Problem
Write the material out again in full, word for word. Do not include the pictures.

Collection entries
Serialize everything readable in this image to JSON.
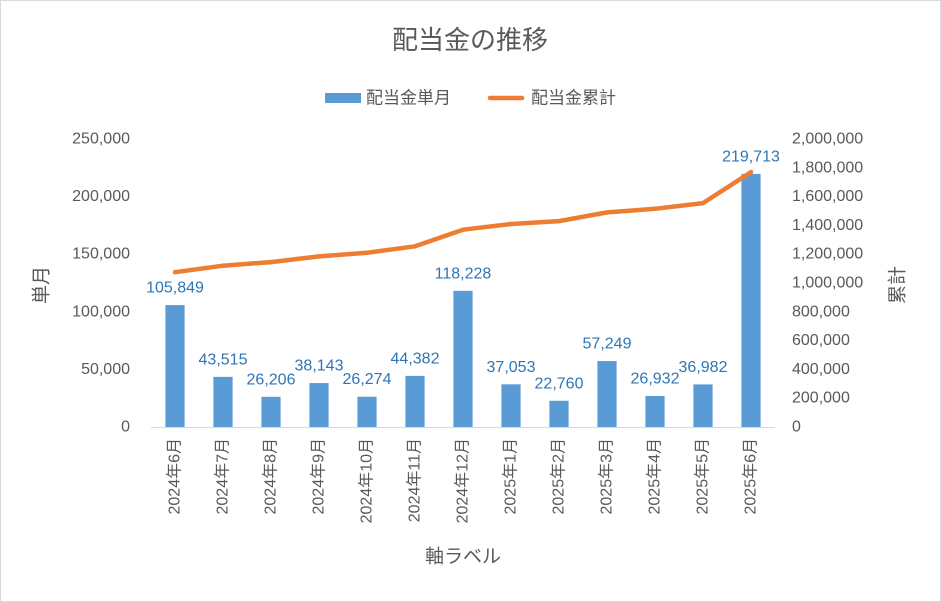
{
  "chart_data": {
    "type": "bar",
    "title": "配当金の推移",
    "xlabel": "軸ラベル",
    "ylabel": "単月",
    "y2label": "累計",
    "categories": [
      "2024年6月",
      "2024年7月",
      "2024年8月",
      "2024年9月",
      "2024年10月",
      "2024年11月",
      "2024年12月",
      "2025年1月",
      "2025年2月",
      "2025年3月",
      "2025年4月",
      "2025年5月",
      "2025年6月"
    ],
    "ylim": [
      0,
      250000
    ],
    "yticks": [
      0,
      50000,
      100000,
      150000,
      200000,
      250000
    ],
    "ytick_labels": [
      "0",
      "50,000",
      "100,000",
      "150,000",
      "200,000",
      "250,000"
    ],
    "y2lim": [
      0,
      2000000
    ],
    "y2ticks": [
      0,
      200000,
      400000,
      600000,
      800000,
      1000000,
      1200000,
      1400000,
      1600000,
      1800000,
      2000000
    ],
    "y2tick_labels": [
      "0",
      "200,000",
      "400,000",
      "600,000",
      "800,000",
      "1,000,000",
      "1,200,000",
      "1,400,000",
      "1,600,000",
      "1,800,000",
      "2,000,000"
    ],
    "grid": false,
    "legend_position": "top",
    "series": [
      {
        "name": "配当金単月",
        "type": "bar",
        "axis": "left",
        "color": "#5B9BD5",
        "values": [
          105849,
          43515,
          26206,
          38143,
          26274,
          44382,
          118228,
          37053,
          22760,
          57249,
          26932,
          36982,
          219713
        ],
        "data_labels": [
          "105,849",
          "43,515",
          "26,206",
          "38,143",
          "26,274",
          "44,382",
          "118,228",
          "37,053",
          "22,760",
          "57,249",
          "26,932",
          "36,982",
          "219,713"
        ],
        "data_label_color": "#2E75B6"
      },
      {
        "name": "配当金累計",
        "type": "line",
        "axis": "right",
        "color": "#ED7D31",
        "values": [
          1075000,
          1120000,
          1145000,
          1185000,
          1210000,
          1255000,
          1370000,
          1410000,
          1430000,
          1490000,
          1515000,
          1555000,
          1770000
        ]
      }
    ]
  }
}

Answer below
Serialize everything readable in this image to JSON.
{
  "chart_data": {
    "type": "bar",
    "title": "配当金の推移",
    "xlabel": "軸ラベル",
    "ylabel": "単月",
    "y2label": "累計",
    "categories": [
      "2024年6月",
      "2024年7月",
      "2024年8月",
      "2024年9月",
      "2024年10月",
      "2024年11月",
      "2024年12月",
      "2025年1月",
      "2025年2月",
      "2025年3月",
      "2025年4月",
      "2025年5月",
      "2025年6月"
    ],
    "ylim": [
      0,
      250000
    ],
    "yticks": [
      0,
      50000,
      100000,
      150000,
      200000,
      250000
    ],
    "ytick_labels": [
      "0",
      "50,000",
      "100,000",
      "150,000",
      "200,000",
      "250,000"
    ],
    "y2lim": [
      0,
      2000000
    ],
    "y2ticks": [
      0,
      200000,
      400000,
      600000,
      800000,
      1000000,
      1200000,
      1400000,
      1600000,
      1800000,
      2000000
    ],
    "y2tick_labels": [
      "0",
      "200,000",
      "400,000",
      "600,000",
      "800,000",
      "1,000,000",
      "1,200,000",
      "1,400,000",
      "1,600,000",
      "1,800,000",
      "2,000,000"
    ],
    "grid": false,
    "legend_position": "top",
    "series": [
      {
        "name": "配当金単月",
        "type": "bar",
        "axis": "left",
        "color": "#5B9BD5",
        "values": [
          105849,
          43515,
          26206,
          38143,
          26274,
          44382,
          118228,
          37053,
          22760,
          57249,
          26932,
          36982,
          219713
        ],
        "data_labels": [
          "105,849",
          "43,515",
          "26,206",
          "38,143",
          "26,274",
          "44,382",
          "118,228",
          "37,053",
          "22,760",
          "57,249",
          "26,932",
          "36,982",
          "219,713"
        ],
        "data_label_color": "#2E75B6"
      },
      {
        "name": "配当金累計",
        "type": "line",
        "axis": "right",
        "color": "#ED7D31",
        "values": [
          1075000,
          1120000,
          1145000,
          1185000,
          1210000,
          1255000,
          1370000,
          1410000,
          1430000,
          1490000,
          1515000,
          1555000,
          1770000
        ]
      }
    ]
  }
}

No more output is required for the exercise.